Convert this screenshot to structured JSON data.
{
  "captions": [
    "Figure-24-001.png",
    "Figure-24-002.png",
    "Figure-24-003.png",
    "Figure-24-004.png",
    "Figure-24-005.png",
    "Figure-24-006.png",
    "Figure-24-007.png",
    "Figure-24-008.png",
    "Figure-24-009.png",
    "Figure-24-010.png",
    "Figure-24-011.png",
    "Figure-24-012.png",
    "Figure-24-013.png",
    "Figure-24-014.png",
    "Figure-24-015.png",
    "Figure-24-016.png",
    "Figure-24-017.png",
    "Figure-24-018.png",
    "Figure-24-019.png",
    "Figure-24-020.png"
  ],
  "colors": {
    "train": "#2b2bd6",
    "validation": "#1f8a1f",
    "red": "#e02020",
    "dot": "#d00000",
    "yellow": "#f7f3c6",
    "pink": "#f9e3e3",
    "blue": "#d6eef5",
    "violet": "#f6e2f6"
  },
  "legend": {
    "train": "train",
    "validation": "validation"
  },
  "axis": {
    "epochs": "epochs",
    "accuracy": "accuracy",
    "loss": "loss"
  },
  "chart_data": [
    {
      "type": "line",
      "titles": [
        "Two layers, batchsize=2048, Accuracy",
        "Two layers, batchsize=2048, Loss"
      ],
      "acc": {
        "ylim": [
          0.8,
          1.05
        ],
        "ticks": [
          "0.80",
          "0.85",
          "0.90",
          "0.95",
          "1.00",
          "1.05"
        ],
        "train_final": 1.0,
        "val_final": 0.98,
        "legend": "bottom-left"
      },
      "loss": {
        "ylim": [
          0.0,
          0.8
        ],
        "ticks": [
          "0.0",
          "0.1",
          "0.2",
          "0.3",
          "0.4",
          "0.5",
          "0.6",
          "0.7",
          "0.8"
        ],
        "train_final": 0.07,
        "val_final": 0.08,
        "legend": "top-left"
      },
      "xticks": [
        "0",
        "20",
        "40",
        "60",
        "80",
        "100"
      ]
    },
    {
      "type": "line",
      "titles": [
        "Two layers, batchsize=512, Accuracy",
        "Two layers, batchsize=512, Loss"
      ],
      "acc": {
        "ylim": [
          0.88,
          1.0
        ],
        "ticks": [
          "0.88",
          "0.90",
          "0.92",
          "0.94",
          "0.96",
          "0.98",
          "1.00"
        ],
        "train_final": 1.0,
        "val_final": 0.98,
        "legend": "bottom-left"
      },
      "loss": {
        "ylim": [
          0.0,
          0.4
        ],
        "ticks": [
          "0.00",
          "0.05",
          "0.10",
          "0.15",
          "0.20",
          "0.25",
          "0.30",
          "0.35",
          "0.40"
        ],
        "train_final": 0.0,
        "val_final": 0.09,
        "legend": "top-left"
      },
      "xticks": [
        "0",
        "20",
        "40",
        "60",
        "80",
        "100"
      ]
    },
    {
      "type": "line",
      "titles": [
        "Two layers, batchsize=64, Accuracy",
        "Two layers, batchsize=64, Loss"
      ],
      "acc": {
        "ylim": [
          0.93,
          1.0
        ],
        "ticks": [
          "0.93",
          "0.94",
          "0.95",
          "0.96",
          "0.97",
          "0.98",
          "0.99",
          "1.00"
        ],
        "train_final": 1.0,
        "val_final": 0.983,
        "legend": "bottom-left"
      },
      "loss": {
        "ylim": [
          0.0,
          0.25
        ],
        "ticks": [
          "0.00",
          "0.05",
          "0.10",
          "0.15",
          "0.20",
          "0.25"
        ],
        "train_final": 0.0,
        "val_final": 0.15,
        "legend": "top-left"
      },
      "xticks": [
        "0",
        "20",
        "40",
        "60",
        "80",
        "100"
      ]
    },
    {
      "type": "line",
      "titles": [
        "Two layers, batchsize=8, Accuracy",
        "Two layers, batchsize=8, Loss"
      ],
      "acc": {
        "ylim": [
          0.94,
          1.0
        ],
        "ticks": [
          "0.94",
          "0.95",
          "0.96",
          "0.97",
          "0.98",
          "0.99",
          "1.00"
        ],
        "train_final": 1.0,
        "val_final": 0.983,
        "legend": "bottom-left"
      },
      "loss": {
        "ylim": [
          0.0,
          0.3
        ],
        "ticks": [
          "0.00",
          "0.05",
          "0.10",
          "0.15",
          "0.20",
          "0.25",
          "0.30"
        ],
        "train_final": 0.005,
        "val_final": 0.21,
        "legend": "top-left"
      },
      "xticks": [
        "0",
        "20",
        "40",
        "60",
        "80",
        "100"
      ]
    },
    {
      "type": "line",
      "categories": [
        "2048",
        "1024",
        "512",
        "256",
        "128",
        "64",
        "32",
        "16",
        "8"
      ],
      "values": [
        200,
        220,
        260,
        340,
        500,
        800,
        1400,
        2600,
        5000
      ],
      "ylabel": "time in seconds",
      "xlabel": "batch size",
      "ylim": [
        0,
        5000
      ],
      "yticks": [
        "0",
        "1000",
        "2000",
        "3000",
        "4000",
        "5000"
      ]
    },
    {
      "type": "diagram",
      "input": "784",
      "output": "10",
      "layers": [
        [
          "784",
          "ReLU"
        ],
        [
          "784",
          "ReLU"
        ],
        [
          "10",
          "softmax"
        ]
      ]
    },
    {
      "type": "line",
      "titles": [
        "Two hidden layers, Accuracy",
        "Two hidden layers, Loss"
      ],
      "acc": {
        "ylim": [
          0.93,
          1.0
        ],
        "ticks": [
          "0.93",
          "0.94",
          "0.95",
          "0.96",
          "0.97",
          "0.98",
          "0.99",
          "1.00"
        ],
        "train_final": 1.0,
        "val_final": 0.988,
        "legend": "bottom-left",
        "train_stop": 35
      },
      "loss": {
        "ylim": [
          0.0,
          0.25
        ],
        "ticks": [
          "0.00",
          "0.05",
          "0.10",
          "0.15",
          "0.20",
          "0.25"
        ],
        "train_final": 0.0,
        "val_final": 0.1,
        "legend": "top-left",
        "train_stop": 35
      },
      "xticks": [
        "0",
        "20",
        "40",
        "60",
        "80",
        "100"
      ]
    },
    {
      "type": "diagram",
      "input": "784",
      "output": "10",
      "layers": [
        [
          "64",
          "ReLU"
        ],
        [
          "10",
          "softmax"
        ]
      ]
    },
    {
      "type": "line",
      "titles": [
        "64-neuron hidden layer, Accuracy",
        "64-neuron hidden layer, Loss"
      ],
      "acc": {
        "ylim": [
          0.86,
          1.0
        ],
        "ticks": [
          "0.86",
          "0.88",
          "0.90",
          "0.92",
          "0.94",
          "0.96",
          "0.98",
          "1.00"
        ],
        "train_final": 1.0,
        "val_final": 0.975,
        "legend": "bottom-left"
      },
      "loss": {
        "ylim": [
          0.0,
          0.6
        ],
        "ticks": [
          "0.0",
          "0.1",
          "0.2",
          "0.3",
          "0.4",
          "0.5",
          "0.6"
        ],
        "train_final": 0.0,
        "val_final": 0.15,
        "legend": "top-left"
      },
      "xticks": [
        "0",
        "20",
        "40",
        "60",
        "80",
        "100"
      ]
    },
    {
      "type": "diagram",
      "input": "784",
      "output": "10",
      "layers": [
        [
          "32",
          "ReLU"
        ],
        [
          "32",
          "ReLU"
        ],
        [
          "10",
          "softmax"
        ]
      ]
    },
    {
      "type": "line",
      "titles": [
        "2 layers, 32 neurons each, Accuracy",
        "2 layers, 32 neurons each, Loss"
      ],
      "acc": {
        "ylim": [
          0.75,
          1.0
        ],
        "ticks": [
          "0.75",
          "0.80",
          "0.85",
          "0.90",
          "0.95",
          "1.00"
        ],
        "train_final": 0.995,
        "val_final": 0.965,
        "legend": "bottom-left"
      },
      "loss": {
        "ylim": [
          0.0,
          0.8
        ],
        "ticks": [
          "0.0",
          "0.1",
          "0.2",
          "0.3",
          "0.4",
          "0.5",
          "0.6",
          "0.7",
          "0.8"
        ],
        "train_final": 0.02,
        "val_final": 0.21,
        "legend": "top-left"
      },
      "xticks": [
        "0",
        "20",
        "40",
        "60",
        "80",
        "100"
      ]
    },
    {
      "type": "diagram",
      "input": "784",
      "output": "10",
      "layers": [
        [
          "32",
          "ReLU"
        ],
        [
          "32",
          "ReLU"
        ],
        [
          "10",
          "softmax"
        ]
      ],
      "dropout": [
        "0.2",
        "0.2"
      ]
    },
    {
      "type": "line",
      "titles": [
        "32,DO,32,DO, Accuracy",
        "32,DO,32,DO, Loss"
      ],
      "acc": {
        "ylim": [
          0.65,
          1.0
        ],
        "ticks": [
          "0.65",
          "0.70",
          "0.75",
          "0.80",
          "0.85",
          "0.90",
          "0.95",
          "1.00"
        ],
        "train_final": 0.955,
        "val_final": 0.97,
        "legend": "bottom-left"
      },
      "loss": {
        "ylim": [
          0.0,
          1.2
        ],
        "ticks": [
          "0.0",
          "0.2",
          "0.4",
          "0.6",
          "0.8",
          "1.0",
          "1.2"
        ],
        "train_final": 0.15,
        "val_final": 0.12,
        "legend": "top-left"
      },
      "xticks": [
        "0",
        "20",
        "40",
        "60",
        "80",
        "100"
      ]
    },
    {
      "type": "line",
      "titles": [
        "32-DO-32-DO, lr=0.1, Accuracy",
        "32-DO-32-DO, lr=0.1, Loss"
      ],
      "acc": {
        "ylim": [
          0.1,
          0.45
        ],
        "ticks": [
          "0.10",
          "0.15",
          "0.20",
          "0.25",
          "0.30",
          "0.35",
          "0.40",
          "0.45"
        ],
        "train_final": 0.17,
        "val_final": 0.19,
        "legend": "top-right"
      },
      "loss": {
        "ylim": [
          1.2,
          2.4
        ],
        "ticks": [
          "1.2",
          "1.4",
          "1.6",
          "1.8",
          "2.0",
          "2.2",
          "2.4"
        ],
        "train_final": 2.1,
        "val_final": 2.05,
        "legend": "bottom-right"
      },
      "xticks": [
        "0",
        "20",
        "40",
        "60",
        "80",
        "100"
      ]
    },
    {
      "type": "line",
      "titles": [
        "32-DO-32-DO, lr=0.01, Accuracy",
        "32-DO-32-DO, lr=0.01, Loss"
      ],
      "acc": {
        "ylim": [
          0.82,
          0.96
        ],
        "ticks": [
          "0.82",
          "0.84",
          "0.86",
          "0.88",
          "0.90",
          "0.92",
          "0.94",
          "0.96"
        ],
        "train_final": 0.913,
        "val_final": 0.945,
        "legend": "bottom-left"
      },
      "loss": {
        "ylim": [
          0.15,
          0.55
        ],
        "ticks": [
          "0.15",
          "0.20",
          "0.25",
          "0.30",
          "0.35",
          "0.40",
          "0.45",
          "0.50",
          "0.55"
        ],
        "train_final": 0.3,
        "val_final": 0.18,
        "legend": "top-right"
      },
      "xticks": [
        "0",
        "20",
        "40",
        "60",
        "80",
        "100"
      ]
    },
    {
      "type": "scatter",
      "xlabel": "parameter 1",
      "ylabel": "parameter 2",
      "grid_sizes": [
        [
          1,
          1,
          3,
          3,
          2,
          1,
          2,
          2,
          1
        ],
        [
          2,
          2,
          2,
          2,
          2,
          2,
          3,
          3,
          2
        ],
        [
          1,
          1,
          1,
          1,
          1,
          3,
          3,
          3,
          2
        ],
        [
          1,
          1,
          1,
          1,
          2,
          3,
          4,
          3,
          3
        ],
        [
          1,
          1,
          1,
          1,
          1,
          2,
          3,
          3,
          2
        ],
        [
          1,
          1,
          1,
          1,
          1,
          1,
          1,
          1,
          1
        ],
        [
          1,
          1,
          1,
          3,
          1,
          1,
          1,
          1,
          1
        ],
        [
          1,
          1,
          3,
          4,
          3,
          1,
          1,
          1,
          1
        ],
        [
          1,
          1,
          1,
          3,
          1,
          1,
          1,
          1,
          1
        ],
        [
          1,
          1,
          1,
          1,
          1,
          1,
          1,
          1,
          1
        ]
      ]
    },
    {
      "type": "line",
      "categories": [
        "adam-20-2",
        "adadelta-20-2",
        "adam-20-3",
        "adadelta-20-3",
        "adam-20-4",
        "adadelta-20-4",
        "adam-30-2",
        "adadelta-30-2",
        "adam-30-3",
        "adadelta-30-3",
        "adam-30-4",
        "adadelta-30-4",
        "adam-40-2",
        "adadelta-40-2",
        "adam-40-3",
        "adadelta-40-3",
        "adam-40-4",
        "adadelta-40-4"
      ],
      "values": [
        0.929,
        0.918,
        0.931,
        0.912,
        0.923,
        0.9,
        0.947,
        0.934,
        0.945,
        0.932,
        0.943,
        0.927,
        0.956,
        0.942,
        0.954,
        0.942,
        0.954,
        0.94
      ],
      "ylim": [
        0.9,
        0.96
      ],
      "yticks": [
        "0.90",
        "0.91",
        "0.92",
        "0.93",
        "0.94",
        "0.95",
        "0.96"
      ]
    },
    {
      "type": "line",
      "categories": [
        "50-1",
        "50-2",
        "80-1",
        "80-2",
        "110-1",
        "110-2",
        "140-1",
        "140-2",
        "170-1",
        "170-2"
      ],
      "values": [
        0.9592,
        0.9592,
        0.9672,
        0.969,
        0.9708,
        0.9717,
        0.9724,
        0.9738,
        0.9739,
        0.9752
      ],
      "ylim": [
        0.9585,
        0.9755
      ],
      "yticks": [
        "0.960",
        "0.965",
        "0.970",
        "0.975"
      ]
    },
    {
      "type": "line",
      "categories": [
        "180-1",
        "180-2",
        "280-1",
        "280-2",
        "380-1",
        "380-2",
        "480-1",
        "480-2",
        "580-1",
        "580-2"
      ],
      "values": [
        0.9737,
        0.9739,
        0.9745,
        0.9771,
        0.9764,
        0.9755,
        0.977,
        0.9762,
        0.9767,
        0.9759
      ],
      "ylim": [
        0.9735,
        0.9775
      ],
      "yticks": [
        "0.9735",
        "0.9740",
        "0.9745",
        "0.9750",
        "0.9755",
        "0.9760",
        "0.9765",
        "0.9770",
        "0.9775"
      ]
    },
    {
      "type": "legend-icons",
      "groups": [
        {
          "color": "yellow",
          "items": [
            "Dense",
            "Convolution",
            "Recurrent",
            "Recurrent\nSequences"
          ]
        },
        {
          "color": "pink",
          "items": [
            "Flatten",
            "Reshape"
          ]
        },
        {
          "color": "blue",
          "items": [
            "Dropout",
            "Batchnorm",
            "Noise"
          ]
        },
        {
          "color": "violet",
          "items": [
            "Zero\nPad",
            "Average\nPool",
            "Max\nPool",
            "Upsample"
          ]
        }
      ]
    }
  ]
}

==

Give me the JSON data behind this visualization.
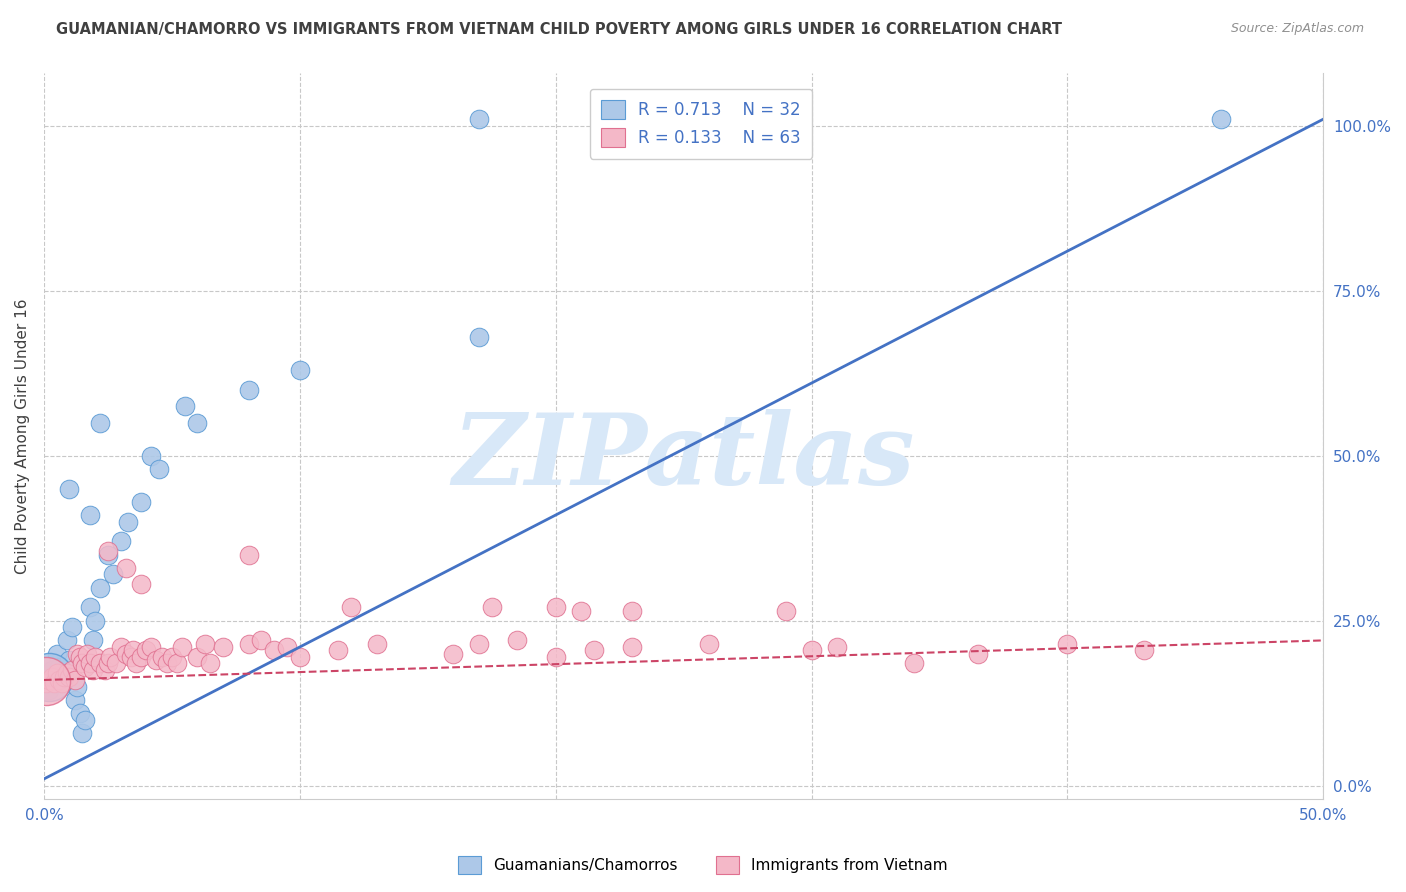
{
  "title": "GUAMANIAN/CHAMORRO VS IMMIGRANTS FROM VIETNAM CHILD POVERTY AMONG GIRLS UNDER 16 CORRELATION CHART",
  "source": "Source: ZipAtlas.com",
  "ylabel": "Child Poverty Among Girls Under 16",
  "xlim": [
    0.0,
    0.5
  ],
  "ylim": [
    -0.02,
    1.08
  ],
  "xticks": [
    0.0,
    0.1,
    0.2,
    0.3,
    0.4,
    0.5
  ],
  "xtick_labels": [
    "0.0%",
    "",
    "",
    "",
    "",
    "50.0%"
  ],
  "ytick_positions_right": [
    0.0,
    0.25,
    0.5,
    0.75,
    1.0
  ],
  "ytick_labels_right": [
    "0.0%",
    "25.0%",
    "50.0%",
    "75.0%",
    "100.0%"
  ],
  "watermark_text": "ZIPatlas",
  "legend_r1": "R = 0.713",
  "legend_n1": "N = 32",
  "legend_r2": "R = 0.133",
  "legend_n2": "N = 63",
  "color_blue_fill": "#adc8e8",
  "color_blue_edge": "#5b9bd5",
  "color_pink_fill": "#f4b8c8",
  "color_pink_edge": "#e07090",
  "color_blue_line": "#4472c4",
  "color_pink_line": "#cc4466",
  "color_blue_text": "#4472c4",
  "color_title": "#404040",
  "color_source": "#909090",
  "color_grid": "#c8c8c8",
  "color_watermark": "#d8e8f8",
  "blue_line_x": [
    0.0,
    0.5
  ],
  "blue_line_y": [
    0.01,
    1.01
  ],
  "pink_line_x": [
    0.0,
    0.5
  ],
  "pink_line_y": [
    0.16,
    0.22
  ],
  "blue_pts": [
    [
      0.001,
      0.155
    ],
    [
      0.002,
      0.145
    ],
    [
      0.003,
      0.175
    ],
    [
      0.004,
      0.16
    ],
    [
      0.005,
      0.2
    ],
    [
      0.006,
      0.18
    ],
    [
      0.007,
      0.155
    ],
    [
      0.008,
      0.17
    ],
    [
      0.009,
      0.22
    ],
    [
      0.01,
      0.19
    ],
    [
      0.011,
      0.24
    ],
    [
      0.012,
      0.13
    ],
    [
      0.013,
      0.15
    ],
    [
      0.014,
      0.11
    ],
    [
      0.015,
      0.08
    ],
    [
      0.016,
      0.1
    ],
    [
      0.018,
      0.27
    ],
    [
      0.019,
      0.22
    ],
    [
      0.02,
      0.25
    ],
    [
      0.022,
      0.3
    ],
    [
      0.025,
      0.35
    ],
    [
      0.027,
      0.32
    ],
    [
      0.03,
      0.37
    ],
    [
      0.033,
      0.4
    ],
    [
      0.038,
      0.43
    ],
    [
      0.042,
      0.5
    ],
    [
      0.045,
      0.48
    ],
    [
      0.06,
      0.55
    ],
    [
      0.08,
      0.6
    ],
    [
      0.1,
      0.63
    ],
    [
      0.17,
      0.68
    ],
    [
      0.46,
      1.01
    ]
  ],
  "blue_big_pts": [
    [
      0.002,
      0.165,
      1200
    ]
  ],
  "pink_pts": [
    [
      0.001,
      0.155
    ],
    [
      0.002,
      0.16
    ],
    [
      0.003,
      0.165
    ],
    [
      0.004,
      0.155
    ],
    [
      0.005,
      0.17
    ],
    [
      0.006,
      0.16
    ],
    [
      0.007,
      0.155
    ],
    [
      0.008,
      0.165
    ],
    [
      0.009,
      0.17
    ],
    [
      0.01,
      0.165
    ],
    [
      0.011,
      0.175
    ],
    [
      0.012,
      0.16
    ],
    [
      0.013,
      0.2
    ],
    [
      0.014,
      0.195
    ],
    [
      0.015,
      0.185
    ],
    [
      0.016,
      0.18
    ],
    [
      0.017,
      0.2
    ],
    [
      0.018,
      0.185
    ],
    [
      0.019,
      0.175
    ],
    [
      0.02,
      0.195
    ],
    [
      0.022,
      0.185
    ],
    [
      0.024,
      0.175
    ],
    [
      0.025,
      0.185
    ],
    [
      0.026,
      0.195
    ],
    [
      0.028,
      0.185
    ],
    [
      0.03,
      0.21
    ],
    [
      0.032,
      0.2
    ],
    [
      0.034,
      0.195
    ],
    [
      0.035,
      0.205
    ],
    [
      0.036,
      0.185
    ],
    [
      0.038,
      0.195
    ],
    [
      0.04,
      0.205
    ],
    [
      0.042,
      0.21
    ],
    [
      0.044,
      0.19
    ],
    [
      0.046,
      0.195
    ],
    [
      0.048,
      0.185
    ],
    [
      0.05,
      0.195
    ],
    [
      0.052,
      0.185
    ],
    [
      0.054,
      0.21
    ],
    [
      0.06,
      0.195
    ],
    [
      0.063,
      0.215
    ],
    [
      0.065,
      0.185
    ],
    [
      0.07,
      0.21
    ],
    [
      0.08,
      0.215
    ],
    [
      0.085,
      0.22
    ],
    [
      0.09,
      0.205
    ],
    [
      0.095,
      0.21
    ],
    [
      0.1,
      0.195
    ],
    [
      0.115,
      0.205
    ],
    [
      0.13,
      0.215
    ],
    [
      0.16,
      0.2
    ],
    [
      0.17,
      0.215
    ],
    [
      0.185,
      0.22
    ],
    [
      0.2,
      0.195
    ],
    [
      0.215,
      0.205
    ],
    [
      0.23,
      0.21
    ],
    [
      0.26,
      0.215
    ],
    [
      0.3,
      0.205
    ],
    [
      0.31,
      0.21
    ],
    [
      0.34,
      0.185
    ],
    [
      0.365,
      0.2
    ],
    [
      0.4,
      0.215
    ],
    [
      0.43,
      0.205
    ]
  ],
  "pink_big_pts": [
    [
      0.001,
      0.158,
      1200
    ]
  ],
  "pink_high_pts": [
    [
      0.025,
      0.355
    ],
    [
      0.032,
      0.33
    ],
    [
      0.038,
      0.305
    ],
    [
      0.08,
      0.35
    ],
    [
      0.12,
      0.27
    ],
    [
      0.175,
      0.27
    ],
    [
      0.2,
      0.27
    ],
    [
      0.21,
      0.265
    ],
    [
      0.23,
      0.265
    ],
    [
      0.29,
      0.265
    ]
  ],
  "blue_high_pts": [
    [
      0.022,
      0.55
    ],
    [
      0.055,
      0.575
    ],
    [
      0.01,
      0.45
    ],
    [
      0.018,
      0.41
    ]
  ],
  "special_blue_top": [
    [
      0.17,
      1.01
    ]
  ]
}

- [What you should do] Scan the records above for the string "ylabel", then select every line that holds it.

- [Task result]
      "ylabel": "time in seconds",
      "ylabel": "parameter 2",
  "ylabel": "Child Poverty Among Girls Under 16",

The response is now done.